[START OF RECORD EXCERPTS]

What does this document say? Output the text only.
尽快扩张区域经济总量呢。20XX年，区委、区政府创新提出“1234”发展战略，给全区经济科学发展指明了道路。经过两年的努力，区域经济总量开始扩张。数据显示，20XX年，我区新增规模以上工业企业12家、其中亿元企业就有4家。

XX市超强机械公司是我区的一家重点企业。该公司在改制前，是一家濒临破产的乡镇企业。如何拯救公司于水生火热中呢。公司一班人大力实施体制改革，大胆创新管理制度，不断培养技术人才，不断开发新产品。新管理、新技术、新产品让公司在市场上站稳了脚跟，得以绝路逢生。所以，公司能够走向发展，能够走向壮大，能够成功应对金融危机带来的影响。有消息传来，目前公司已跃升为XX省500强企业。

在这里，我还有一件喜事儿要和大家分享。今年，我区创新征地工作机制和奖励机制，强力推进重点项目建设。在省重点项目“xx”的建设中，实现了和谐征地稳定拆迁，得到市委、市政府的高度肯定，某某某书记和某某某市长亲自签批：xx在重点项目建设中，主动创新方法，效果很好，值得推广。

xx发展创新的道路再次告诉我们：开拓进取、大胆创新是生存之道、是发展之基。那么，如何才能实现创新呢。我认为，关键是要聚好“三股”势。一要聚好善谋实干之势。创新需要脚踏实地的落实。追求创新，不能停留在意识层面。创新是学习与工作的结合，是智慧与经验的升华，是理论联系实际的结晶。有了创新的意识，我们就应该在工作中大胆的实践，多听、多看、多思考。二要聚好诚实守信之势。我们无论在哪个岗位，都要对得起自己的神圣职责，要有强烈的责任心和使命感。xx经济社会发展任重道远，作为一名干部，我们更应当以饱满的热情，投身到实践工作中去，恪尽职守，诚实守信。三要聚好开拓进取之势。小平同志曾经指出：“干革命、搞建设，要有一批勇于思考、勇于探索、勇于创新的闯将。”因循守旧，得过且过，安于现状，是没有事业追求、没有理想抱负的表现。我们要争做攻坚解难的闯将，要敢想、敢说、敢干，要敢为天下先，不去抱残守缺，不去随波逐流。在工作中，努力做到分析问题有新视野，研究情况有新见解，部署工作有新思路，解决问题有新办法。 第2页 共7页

[END OF RECORD EXCERPTS]

# WHAT TO WORK ON
Print the records once more, exactly as they were given.

# TASK RESPONSE
What does this document say? Output the text only.
尽快扩张区域经济总量呢。20XX年，区委、区政府创新提出“1234”发展战略，给全区经济科学发展指明了道路。经过两年的努力，区域经济总量开始扩张。数据显示，20XX年，我区新增规模以上工业企业12家、其中亿元企业就有4家。

XX市超强机械公司是我区的一家重点企业。该公司在改制前，是一家濒临破产的乡镇企业。如何拯救公司于水生火热中呢。公司一班人大力实施体制改革，大胆创新管理制度，不断培养技术人才，不断开发新产品。新管理、新技术、新产品让公司在市场上站稳了脚跟，得以绝路逢生。所以，公司能够走向发展，能够走向壮大，能够成功应对金融危机带来的影响。有消息传来，目前公司已跃升为XX省500强企业。

在这里，我还有一件喜事儿要和大家分享。今年，我区创新征地工作机制和奖励机制，强力推进重点项目建设。在省重点项目“xx”的建设中，实现了和谐征地稳定拆迁，得到市委、市政府的高度肯定，某某某书记和某某某市长亲自签批：xx在重点项目建设中，主动创新方法，效果很好，值得推广。

xx发展创新的道路再次告诉我们：开拓进取、大胆创新是生存之道、是发展之基。那么，如何才能实现创新呢。我认为，关键是要聚好“三股”势。一要聚好善谋实干之势。创新需要脚踏实地的落实。追求创新，不能停留在意识层面。创新是学习与工作的结合，是智慧与经验的升华，是理论联系实际的结晶。有了创新的意识，我们就应该在工作中大胆的实践，多听、多看、多思考。二要聚好诚实守信之势。我们无论在哪个岗位，都要对得起自己的神圣职责，要有强烈的责任心和使命感。xx经济社会发展任重道远，作为一名干部，我们更应当以饱满的热情，投身到实践工作中去，恪尽职守，诚实守信。三要聚好开拓进取之势。小平同志曾经指出：“干革命、搞建设，要有一批勇于思考、勇于探索、勇于创新的闯将。”因循守旧，得过且过，安于现状，是没有事业追求、没有理想抱负的表现。我们要争做攻坚解难的闯将，要敢想、敢说、敢干，要敢为天下先，不去抱残守缺，不去随波逐流。在工作中，努力做到分析问题有新视野，研究情况有新见解，部署工作有新思路，解决问题有新办法。 第2页 共7页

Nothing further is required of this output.